GOAL:
Please arrange the part below that opens with the line containing "series-label-line: Competition xyxy=(468,354,553,371)" and closes with the line containing "series-label: Prestigious math", both included, as a JSON list of strings with one string per line and blank lines left out.

RECORDS PROVIDED:
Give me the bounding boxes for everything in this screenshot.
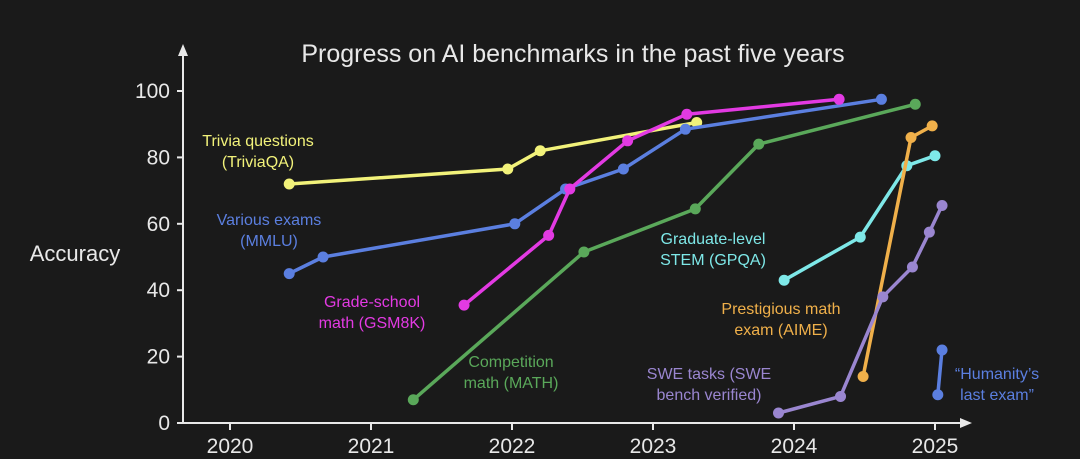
series-label-line: Competition xyxy=(468,354,553,371)
y-tick-label: 40 xyxy=(147,279,170,302)
series-label-line: STEM (GPQA) xyxy=(660,252,766,269)
data-point xyxy=(502,163,514,175)
data-point xyxy=(564,183,576,195)
series-0 xyxy=(283,117,703,190)
series-label: Trivia questions (TriviaQA) xyxy=(202,133,313,171)
data-point xyxy=(283,268,295,280)
series-label: Prestigious math exam (AIME) xyxy=(721,301,840,339)
series-label-line: exam (AIME) xyxy=(734,322,827,339)
y-tick-label: 60 xyxy=(147,213,170,236)
data-point xyxy=(929,150,941,162)
x-tick-label: 2025 xyxy=(912,435,959,458)
series-label-line: Prestigious math xyxy=(721,301,840,318)
y-tick-label: 0 xyxy=(158,412,170,435)
series-line xyxy=(462,97,841,307)
series-2 xyxy=(458,93,845,311)
data-point xyxy=(622,135,634,147)
data-point xyxy=(932,389,944,401)
series-label-line: Trivia questions xyxy=(202,133,313,150)
data-point xyxy=(857,371,869,383)
data-point xyxy=(543,229,555,241)
x-tick-label: 2020 xyxy=(207,435,254,458)
series-label-line: Graduate-level xyxy=(661,231,766,248)
axes: 0 20 40 60 80 100 2020 2021 2022 2023 2024 2025 xyxy=(135,44,972,458)
data-point xyxy=(617,163,629,175)
series-label-line: (TriviaQA) xyxy=(222,154,294,171)
x-tick-label: 2024 xyxy=(771,435,818,458)
data-point xyxy=(772,407,784,419)
series-label-line: math (GSM8K) xyxy=(319,315,426,332)
x-tick-label: 2022 xyxy=(489,435,536,458)
series-label-line: bench verified) xyxy=(657,387,762,404)
data-point xyxy=(317,251,329,263)
data-point xyxy=(835,390,847,402)
series-label-line: (MMLU) xyxy=(240,233,298,250)
data-point xyxy=(509,218,521,230)
series-label: Grade-school math (GSM8K) xyxy=(319,294,426,332)
data-point xyxy=(679,123,691,135)
data-point xyxy=(936,200,948,212)
series-label-line: last exam” xyxy=(960,387,1034,404)
data-point xyxy=(909,98,921,110)
x-tick-label: 2023 xyxy=(630,435,677,458)
y-tick-label: 20 xyxy=(147,346,170,369)
data-point xyxy=(833,93,845,105)
series-line xyxy=(287,120,699,186)
series-line xyxy=(782,153,937,282)
y-tick-label: 80 xyxy=(147,146,170,169)
series-label: Graduate-level STEM (GPQA) xyxy=(660,231,766,269)
series-7 xyxy=(932,344,948,401)
x-axis-arrow xyxy=(960,418,972,428)
series-3 xyxy=(407,98,921,406)
series-label: “Humanity’s last exam” xyxy=(955,366,1039,404)
series-labels: Trivia questions (TriviaQA) Various exams (… xyxy=(202,133,1039,404)
data-point xyxy=(753,138,765,150)
y-axis-arrow xyxy=(178,44,188,56)
data-point xyxy=(875,93,887,105)
data-point xyxy=(681,108,693,120)
data-point xyxy=(689,203,701,215)
series-6 xyxy=(772,200,948,419)
series-label-line: math (MATH) xyxy=(464,375,559,392)
data-point xyxy=(578,246,590,258)
data-point xyxy=(926,120,938,132)
data-point xyxy=(534,145,546,157)
chart-title: Progress on AI benchmarks in the past fi… xyxy=(301,40,844,68)
series-label: SWE tasks (SWE bench verified) xyxy=(647,366,771,404)
x-tick-label: 2021 xyxy=(348,435,395,458)
series-label: Competition math (MATH) xyxy=(464,354,559,392)
series-label-line: “Humanity’s xyxy=(955,366,1039,383)
series-label-line: Grade-school xyxy=(324,294,420,311)
series-label-line: Various exams xyxy=(217,212,322,229)
data-point xyxy=(407,394,419,406)
series-layer xyxy=(283,93,948,419)
series-label-line: SWE tasks (SWE xyxy=(647,366,771,383)
series-line xyxy=(936,348,944,397)
data-point xyxy=(936,344,948,356)
data-point xyxy=(905,131,917,143)
data-point xyxy=(906,261,918,273)
data-point xyxy=(283,178,295,190)
data-point xyxy=(877,291,889,303)
data-point xyxy=(778,274,790,286)
y-tick-label: 100 xyxy=(135,80,170,103)
series-4 xyxy=(778,150,941,286)
y-axis-label: Accuracy xyxy=(30,241,120,266)
data-point xyxy=(854,231,866,243)
series-label: Various exams (MMLU) xyxy=(217,212,322,250)
data-point xyxy=(458,299,470,311)
data-point xyxy=(923,226,935,238)
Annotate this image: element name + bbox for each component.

RESPONSE BELOW:
[
  "series-label-line: Competition xyxy=(468,354,553,371)",
  "y-tick-label: 40 xyxy=(147,279,170,302)",
  "series-label-line: STEM (GPQA) xyxy=(660,252,766,269)",
  "data-point xyxy=(502,163,514,175)",
  "data-point xyxy=(564,183,576,195)",
  "series-0 xyxy=(283,117,703,190)",
  "series-label: Trivia questions (TriviaQA) xyxy=(202,133,313,171)",
  "data-point xyxy=(283,268,295,280)",
  "series-label: Prestigious math exam (AIME) xyxy=(721,301,840,339)"
]